-- start of DATASET CONTENT --

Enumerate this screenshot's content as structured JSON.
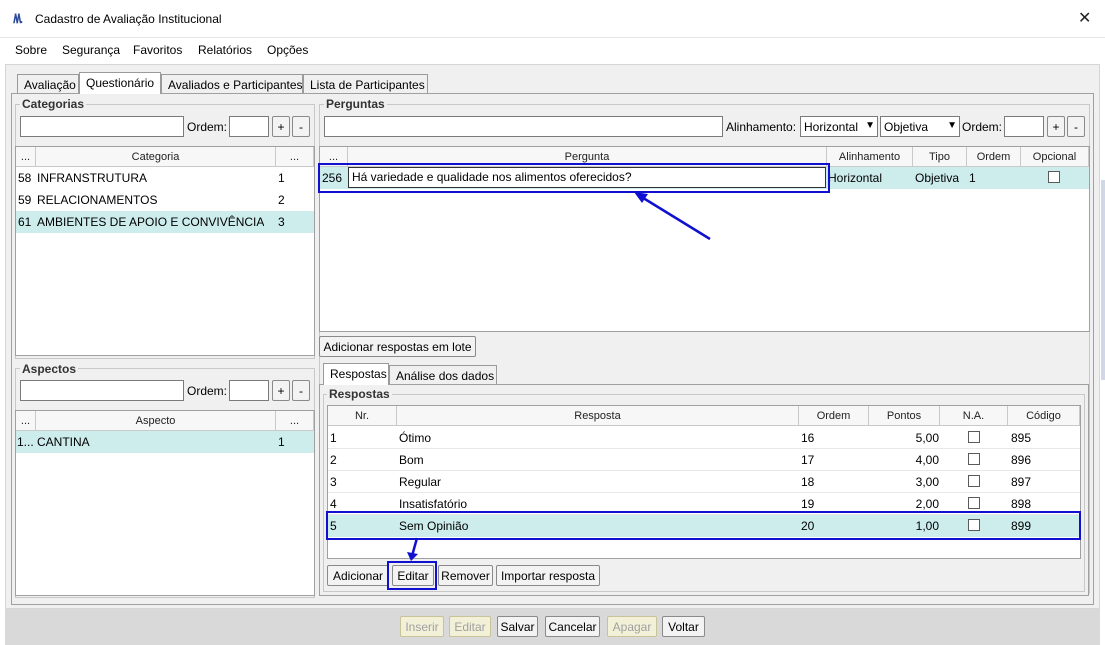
{
  "window": {
    "title": "Cadastro de Avaliação Institucional",
    "app_icon": "/\\/\\."
  },
  "menu": [
    {
      "label": "Sobre"
    },
    {
      "label": "Segurança"
    },
    {
      "label": "Favoritos"
    },
    {
      "label": "Relatórios"
    },
    {
      "label": "Opções"
    }
  ],
  "tabs": [
    "Avaliação",
    "Questionário",
    "Avaliados e Participantes",
    "Lista de Participantes"
  ],
  "categorias": {
    "title": "Categorias",
    "ordem_label": "Ordem:",
    "plus": "+",
    "minus": "-",
    "headers": [
      "...",
      "Categoria",
      "..."
    ],
    "rows": [
      {
        "id": "58",
        "name": "INFRANSTRUTURA",
        "ord": "1"
      },
      {
        "id": "59",
        "name": "RELACIONAMENTOS",
        "ord": "2"
      },
      {
        "id": "61",
        "name": "AMBIENTES DE APOIO E CONVIVÊNCIA",
        "ord": "3"
      }
    ]
  },
  "aspectos": {
    "title": "Aspectos",
    "ordem_label": "Ordem:",
    "plus": "+",
    "minus": "-",
    "headers": [
      "...",
      "Aspecto",
      "..."
    ],
    "rows": [
      {
        "id": "1...",
        "name": "CANTINA",
        "ord": "1"
      }
    ]
  },
  "perguntas": {
    "title": "Perguntas",
    "alinhamento_label": "Alinhamento:",
    "alinhamento_value": "Horizontal",
    "tipo_value": "Objetiva",
    "ordem_label": "Ordem:",
    "plus": "+",
    "minus": "-",
    "headers": [
      "...",
      "Pergunta",
      "Alinhamento",
      "Tipo",
      "Ordem",
      "Opcional"
    ],
    "row": {
      "id": "256",
      "text": "Há variedade e qualidade nos alimentos oferecidos?",
      "alinhamento": "Horizontal",
      "tipo": "Objetiva",
      "ordem": "1"
    },
    "lote_button": "Adicionar respostas em lote"
  },
  "subtabs": [
    "Respostas",
    "Análise dos dados"
  ],
  "respostas": {
    "title": "Respostas",
    "headers": [
      "Nr.",
      "Resposta",
      "Ordem",
      "Pontos",
      "N.A.",
      "Código"
    ],
    "rows": [
      {
        "nr": "1",
        "resposta": "Ótimo",
        "ordem": "16",
        "pontos": "5,00",
        "codigo": "895"
      },
      {
        "nr": "2",
        "resposta": "Bom",
        "ordem": "17",
        "pontos": "4,00",
        "codigo": "896"
      },
      {
        "nr": "3",
        "resposta": "Regular",
        "ordem": "18",
        "pontos": "3,00",
        "codigo": "897"
      },
      {
        "nr": "4",
        "resposta": "Insatisfatório",
        "ordem": "19",
        "pontos": "2,00",
        "codigo": "898"
      },
      {
        "nr": "5",
        "resposta": "Sem Opinião",
        "ordem": "20",
        "pontos": "1,00",
        "codigo": "899"
      }
    ],
    "buttons": [
      "Adicionar",
      "Editar",
      "Remover",
      "Importar resposta"
    ]
  },
  "bottom_buttons": [
    "Inserir",
    "Editar",
    "Salvar",
    "Cancelar",
    "Apagar",
    "Voltar"
  ],
  "colors": {
    "highlight": "#1010d0",
    "selected_row": "#cdecec"
  }
}
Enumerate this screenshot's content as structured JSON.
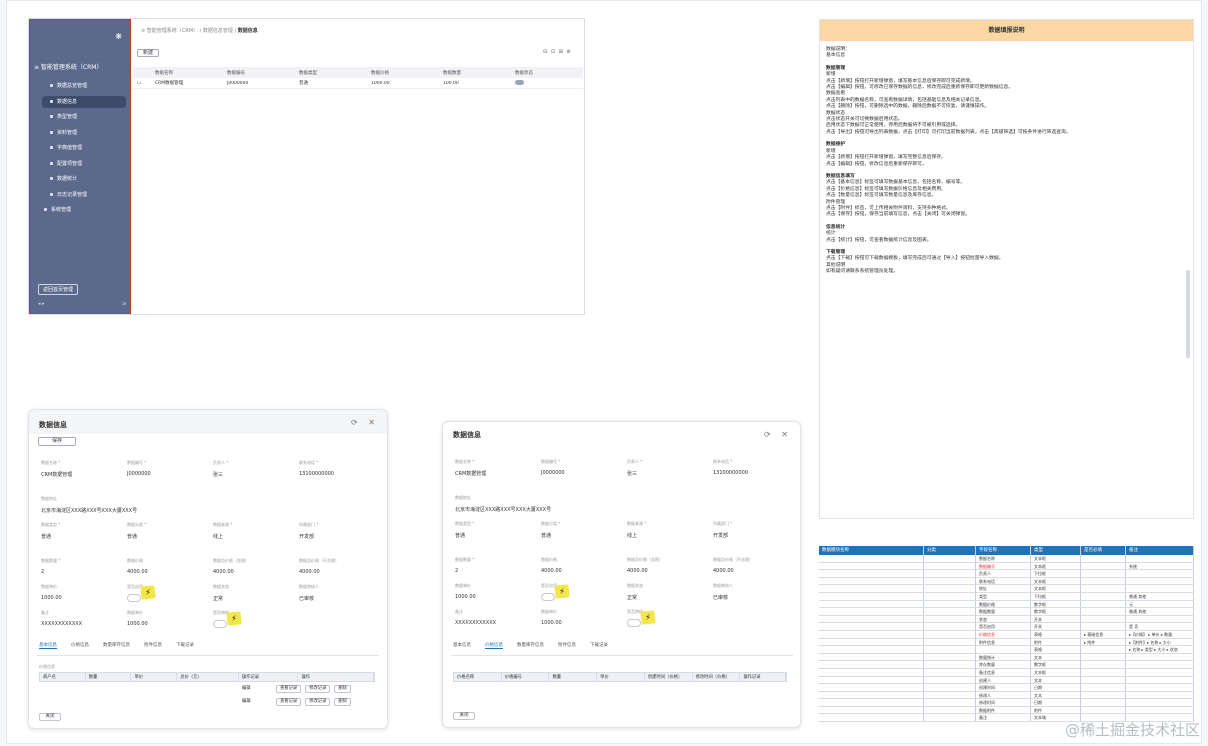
{
  "panel1": {
    "sidebar": {
      "logo": "❋",
      "system_title": "≡ 智能管理系统（CRM）",
      "items": [
        {
          "label": "数据总览管理",
          "active": false
        },
        {
          "label": "数据信息",
          "active": true
        },
        {
          "label": "类型管理",
          "active": false
        },
        {
          "label": "资料管理",
          "active": false
        },
        {
          "label": "字典值管理",
          "active": false
        },
        {
          "label": "配置项管理",
          "active": false
        },
        {
          "label": "数据统计",
          "active": false
        },
        {
          "label": "日志记录管理",
          "active": false
        },
        {
          "label": "系统管理",
          "active": false
        }
      ],
      "bottom_button": "返回首页管理",
      "footer_left": "◂ ▸",
      "footer_right": "⇲"
    },
    "breadcrumb_prefix": "≡  智能管理系统（CRM） / 数据信息管理 /",
    "breadcrumb_current": "数据信息",
    "add_button": "新建",
    "toolbar": "⊟  ⊡  ⊞  ⚙",
    "columns": [
      "",
      "数据名称",
      "数据编号",
      "数据类型",
      "数据价格",
      "数据数量",
      "数据状态"
    ],
    "rows": [
      [
        "",
        "CRM数据管理",
        "J0000000",
        "普通",
        "1000.00",
        "100.00",
        "switch"
      ]
    ]
  },
  "panel2": {
    "title": "数据填报说明",
    "lines": [
      {
        "t": "数据说明：",
        "s": false
      },
      {
        "t": "基本信息",
        "s": false
      },
      {
        "t": "数据管理",
        "s": true
      },
      {
        "t": "    新增",
        "s": false
      },
      {
        "t": "点击【新增】按钮打开新增弹窗，填写基本信息后保存即可完成新增。",
        "s": false
      },
      {
        "t": "点击【编辑】按钮，可修改已保存数据的信息，修改完成后重新保存即可更新数据信息。",
        "s": false
      },
      {
        "t": "    数据查看",
        "s": false
      },
      {
        "t": "点击列表中的数据名称，可查看数据详情，包括基础信息及相关记录信息。",
        "s": false
      },
      {
        "t": "点击【删除】按钮，可删除选中的数据，删除后数据不可恢复，请谨慎操作。",
        "s": false
      },
      {
        "t": "    数据状态",
        "s": false
      },
      {
        "t": "点击状态开关可切换数据启用状态。",
        "s": false
      },
      {
        "t": "启用状态下数据可正常使用，停用后数据将不可被引用或选择。",
        "s": false
      },
      {
        "t": "点击【导出】按钮可导出列表数据，点击【打印】可打印当前数据列表，点击【高级筛选】可按条件进行筛选查询。",
        "s": false
      },
      {
        "t": "数据维护",
        "s": true
      },
      {
        "t": "    新增",
        "s": false
      },
      {
        "t": "点击【新增】按钮打开新增弹窗，填写完整信息后保存。",
        "s": false
      },
      {
        "t": "点击【编辑】按钮，修改信息后重新保存即可。",
        "s": false
      },
      {
        "t": "数据信息填写",
        "s": true
      },
      {
        "t": "点击【基本信息】标签可填写数据基本信息，包括名称、编号等。",
        "s": false
      },
      {
        "t": "点击【价格信息】标签可填写数据价格信息及相关费用。",
        "s": false
      },
      {
        "t": "点击【数量信息】标签可填写数量信息及库存信息。",
        "s": false
      },
      {
        "t": "    附件管理",
        "s": false
      },
      {
        "t": "点击【附件】标签，可上传相关附件资料，支持多种格式。",
        "s": false
      },
      {
        "t": "点击【保存】按钮，保存当前填写信息，点击【关闭】可关闭弹窗。",
        "s": false
      },
      {
        "t": "信息统计",
        "s": true
      },
      {
        "t": "    统计",
        "s": false
      },
      {
        "t": "点击【统计】按钮，可查看数据统计信息及图表。",
        "s": false
      },
      {
        "t": "下载管理",
        "s": true
      },
      {
        "t": "点击【下载】按钮可下载数据模板，填写完成后可通过【导入】按钮批量导入数据。",
        "s": false
      },
      {
        "t": "其他说明",
        "s": false
      },
      {
        "t": "如有疑问请联系系统管理员处理。",
        "s": false
      }
    ]
  },
  "panel3": {
    "headers": [
      "数据模块名称",
      "分类",
      "字段名称",
      "类型",
      "是否必填",
      "备注"
    ],
    "rows": [
      [
        "",
        "",
        "数据名称",
        "文本框",
        "",
        ""
      ],
      [
        "",
        "",
        "数据编号",
        "文本框",
        "",
        "系统"
      ],
      [
        "",
        "",
        "负责人",
        "下拉框",
        "",
        ""
      ],
      [
        "",
        "",
        "联系电话",
        "文本框",
        "",
        ""
      ],
      [
        "",
        "",
        "地址",
        "文本框",
        "",
        ""
      ],
      [
        "",
        "",
        "类型",
        "下拉框",
        "",
        "普通  其他"
      ],
      [
        "",
        "",
        "数据价格",
        "数字框",
        "",
        "元"
      ],
      [
        "",
        "",
        "数据数量",
        "数字框",
        "",
        "普通  其他"
      ],
      [
        "",
        "",
        "状态",
        "开关",
        "",
        ""
      ],
      [
        "",
        "",
        "是否启用",
        "开关",
        "",
        "是  否"
      ],
      [
        "",
        "",
        "价格信息",
        "表格",
        "▸ 基础信息",
        "▸【价格】 ▸ 单价  ▸ 数量"
      ],
      [
        "",
        "",
        "附件信息",
        "附件",
        "▸ 附件",
        "▸【附件】▸ 名称  ▸ 大小"
      ],
      [
        "",
        "",
        "",
        "表格",
        "",
        "▸ 名称 ▸ 类型 ▸ 大小 ▸ 状态"
      ],
      [
        "",
        "",
        "数量统计",
        "文本",
        "",
        ""
      ],
      [
        "",
        "",
        "库存数量",
        "数字框",
        "",
        ""
      ],
      [
        "",
        "",
        "备注信息",
        "文本框",
        "",
        ""
      ],
      [
        "",
        "",
        "创建人",
        "文本",
        "",
        ""
      ],
      [
        "",
        "",
        "创建时间",
        "日期",
        "",
        ""
      ],
      [
        "",
        "",
        "修改人",
        "文本",
        "",
        ""
      ],
      [
        "",
        "",
        "修改时间",
        "日期",
        "",
        ""
      ],
      [
        "",
        "",
        "数据附件",
        "附件",
        "",
        ""
      ],
      [
        "",
        "",
        "备注",
        "文本域",
        "",
        ""
      ]
    ],
    "red_rows": [
      1,
      10
    ]
  },
  "dialog": {
    "title": "数据信息",
    "icons": "⟳ ✕",
    "save": "保存",
    "close": "关闭",
    "fields": [
      {
        "label": "数据名称 *",
        "value": "CRM数据管理"
      },
      {
        "label": "数据编号 *",
        "value": "J0000000"
      },
      {
        "label": "负责人 *",
        "value": "张三"
      },
      {
        "label": "联系电话 *",
        "value": "13100000000"
      },
      {
        "label": "数据地址",
        "value": "北京市海淀区XXX路XXX号XXX大厦XXX号"
      },
      {
        "label": "数据类型 *",
        "value": "普通"
      },
      {
        "label": "数据分类 *",
        "value": "普通"
      },
      {
        "label": "数据来源 *",
        "value": "线上"
      },
      {
        "label": "所属部门 *",
        "value": "开发部"
      },
      {
        "label": "数据数量 *",
        "value": "2"
      },
      {
        "label": "数据价格",
        "value": "4000.00"
      },
      {
        "label": "数据总价格（含税）",
        "value": "4000.00"
      },
      {
        "label": "数据总价格（不含税）",
        "value": "4000.00"
      },
      {
        "label": "数据单价",
        "value": "1000.00"
      },
      {
        "label": "是否启用",
        "value": ""
      },
      {
        "label": "数据状态",
        "value": "正常"
      },
      {
        "label": "数据审核人",
        "value": "已审核"
      },
      {
        "label": "备注",
        "value": "XXXXXXXXXXXX"
      },
      {
        "label": "数据单价",
        "value": "1000.00"
      },
      {
        "label": "是否审核",
        "value": ""
      }
    ],
    "sticker": "⚡",
    "tabs": [
      "基本信息",
      "价格信息",
      "数量库存信息",
      "附件信息",
      "下载记录"
    ],
    "left": {
      "active_tab": 0,
      "sub_label": "价格信息",
      "sub_headers": [
        "商户名",
        "数量",
        "单价",
        "总价（元）",
        "操作记录",
        "操作"
      ],
      "rows": [
        {
          "c": "编辑",
          "b1": "查看记录",
          "b2": "修改记录",
          "b3": "删除"
        },
        {
          "c": "编辑",
          "b1": "查看记录",
          "b2": "修改记录",
          "b3": "删除"
        }
      ]
    },
    "right": {
      "active_tab": 1,
      "sub_headers": [
        "价格名称",
        "价格编号",
        "数量",
        "单价",
        "创建时间（价格）",
        "修改时间（价格）",
        "操作记录"
      ]
    }
  },
  "watermark": "@稀土掘金技术社区"
}
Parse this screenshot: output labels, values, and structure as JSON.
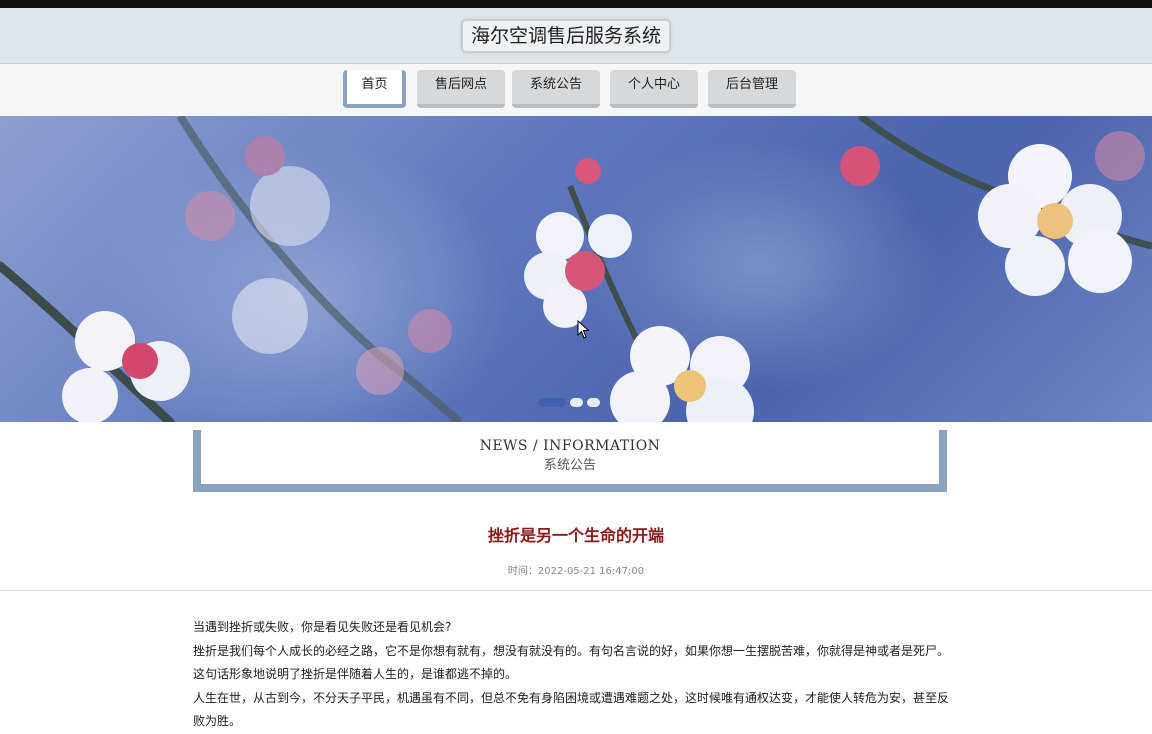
{
  "header": {
    "title": "海尔空调售后服务系统"
  },
  "nav": {
    "items": [
      {
        "label": "首页"
      },
      {
        "label": "售后网点"
      },
      {
        "label": "系统公告"
      },
      {
        "label": "个人中心"
      },
      {
        "label": "后台管理"
      }
    ]
  },
  "carousel": {
    "slide_count": 3,
    "active_index": 0
  },
  "notice": {
    "english": "NEWS / INFORMATION",
    "chinese": "系统公告"
  },
  "article": {
    "title": "挫折是另一个生命的开端",
    "time": "时间：2022-05-21 16:47:00",
    "paragraphs": [
      "当遇到挫折或失败，你是看见失败还是看见机会?",
      "挫折是我们每个人成长的必经之路，它不是你想有就有，想没有就没有的。有句名言说的好，如果你想一生摆脱苦难，你就得是神或者是死尸。这句话形象地说明了挫折是伴随着人生的，是谁都逃不掉的。",
      "人生在世，从古到今，不分天子平民，机遇虽有不同，但总不免有身陷困境或遭遇难题之处，这时候唯有通权达变，才能使人转危为安，甚至反败为胜。"
    ]
  },
  "colors": {
    "accent": "#8aa2c0",
    "title_red": "#8b1a1a",
    "header_bg": "#dde4ea"
  }
}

-- end of DATASET CONTENT --

WHAT YOU WILL DO: Please write out the material from the line containing "Parse this screenshot: output" to its final line, both inclusive, exactly as it appears; pictures are not part of the copy.

RESPONSE BELOW:
Parse this screenshot: output labels, values, and structure as JSON.
{
  "header": {
    "title": "海尔空调售后服务系统"
  },
  "nav": {
    "items": [
      {
        "label": "首页"
      },
      {
        "label": "售后网点"
      },
      {
        "label": "系统公告"
      },
      {
        "label": "个人中心"
      },
      {
        "label": "后台管理"
      }
    ]
  },
  "carousel": {
    "slide_count": 3,
    "active_index": 0
  },
  "notice": {
    "english": "NEWS / INFORMATION",
    "chinese": "系统公告"
  },
  "article": {
    "title": "挫折是另一个生命的开端",
    "time": "时间：2022-05-21 16:47:00",
    "paragraphs": [
      "当遇到挫折或失败，你是看见失败还是看见机会?",
      "挫折是我们每个人成长的必经之路，它不是你想有就有，想没有就没有的。有句名言说的好，如果你想一生摆脱苦难，你就得是神或者是死尸。这句话形象地说明了挫折是伴随着人生的，是谁都逃不掉的。",
      "人生在世，从古到今，不分天子平民，机遇虽有不同，但总不免有身陷困境或遭遇难题之处，这时候唯有通权达变，才能使人转危为安，甚至反败为胜。"
    ]
  },
  "colors": {
    "accent": "#8aa2c0",
    "title_red": "#8b1a1a",
    "header_bg": "#dde4ea"
  }
}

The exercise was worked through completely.